--- Exercise requirements ---
From the listing, collect all lines containing the word "protocols".

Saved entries

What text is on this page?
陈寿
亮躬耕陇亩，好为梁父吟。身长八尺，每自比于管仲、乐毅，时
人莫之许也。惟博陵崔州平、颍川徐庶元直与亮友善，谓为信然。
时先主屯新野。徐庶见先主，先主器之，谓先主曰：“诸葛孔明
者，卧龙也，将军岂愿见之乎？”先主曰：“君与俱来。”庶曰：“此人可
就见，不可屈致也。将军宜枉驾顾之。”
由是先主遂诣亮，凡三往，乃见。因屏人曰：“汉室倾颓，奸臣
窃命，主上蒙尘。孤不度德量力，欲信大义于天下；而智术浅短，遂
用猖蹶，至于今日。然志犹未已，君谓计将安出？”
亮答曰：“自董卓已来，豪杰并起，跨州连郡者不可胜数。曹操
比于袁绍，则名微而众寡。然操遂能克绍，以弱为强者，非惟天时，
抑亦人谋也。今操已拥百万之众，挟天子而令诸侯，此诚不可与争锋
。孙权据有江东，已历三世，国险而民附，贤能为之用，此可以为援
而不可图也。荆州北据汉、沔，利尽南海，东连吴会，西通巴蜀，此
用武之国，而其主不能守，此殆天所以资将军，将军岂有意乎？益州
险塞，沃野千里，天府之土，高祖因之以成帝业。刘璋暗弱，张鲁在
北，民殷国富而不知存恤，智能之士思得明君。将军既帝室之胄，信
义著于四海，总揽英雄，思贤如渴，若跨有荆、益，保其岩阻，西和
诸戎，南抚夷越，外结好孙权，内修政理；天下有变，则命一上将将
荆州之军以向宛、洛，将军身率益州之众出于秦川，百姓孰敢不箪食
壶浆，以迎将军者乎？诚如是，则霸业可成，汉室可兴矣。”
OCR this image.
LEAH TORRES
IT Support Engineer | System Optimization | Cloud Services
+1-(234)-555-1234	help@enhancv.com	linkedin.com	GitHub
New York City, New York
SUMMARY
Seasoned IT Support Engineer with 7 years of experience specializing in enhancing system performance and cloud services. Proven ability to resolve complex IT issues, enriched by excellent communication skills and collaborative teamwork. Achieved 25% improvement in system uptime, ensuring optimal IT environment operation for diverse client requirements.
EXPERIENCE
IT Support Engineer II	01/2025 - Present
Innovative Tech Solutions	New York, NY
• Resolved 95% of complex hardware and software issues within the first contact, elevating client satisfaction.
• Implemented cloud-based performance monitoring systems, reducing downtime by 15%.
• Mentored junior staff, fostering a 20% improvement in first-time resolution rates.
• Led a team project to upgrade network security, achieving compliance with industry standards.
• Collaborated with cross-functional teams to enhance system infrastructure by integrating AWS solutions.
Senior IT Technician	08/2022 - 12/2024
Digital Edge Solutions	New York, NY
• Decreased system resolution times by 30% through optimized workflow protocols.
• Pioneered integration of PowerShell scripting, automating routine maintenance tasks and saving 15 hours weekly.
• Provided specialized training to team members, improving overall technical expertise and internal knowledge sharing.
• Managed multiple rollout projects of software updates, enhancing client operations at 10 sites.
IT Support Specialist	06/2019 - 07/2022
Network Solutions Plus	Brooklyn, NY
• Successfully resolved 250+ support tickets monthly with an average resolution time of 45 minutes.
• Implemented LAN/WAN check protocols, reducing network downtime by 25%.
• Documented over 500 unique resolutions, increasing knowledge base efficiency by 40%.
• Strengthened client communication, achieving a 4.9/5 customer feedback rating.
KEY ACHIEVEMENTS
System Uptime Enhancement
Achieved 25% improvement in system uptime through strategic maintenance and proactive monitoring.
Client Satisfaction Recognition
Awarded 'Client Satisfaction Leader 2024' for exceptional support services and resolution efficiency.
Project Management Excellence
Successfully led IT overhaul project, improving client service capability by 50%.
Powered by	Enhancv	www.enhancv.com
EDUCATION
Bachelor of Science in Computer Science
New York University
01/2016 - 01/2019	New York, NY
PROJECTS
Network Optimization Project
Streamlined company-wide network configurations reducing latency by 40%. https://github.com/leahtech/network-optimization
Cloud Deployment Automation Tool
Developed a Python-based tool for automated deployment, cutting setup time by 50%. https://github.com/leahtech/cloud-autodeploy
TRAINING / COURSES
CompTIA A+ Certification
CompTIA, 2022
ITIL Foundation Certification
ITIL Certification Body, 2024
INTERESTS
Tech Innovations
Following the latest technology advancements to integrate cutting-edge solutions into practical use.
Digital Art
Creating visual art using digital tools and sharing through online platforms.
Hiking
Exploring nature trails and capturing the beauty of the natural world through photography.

--- Response to this exercise ---
• Decreased system resolution times by 30% through optimized workflow protocols.
• Implemented LAN/WAN check protocols, reducing network downtime by 25%.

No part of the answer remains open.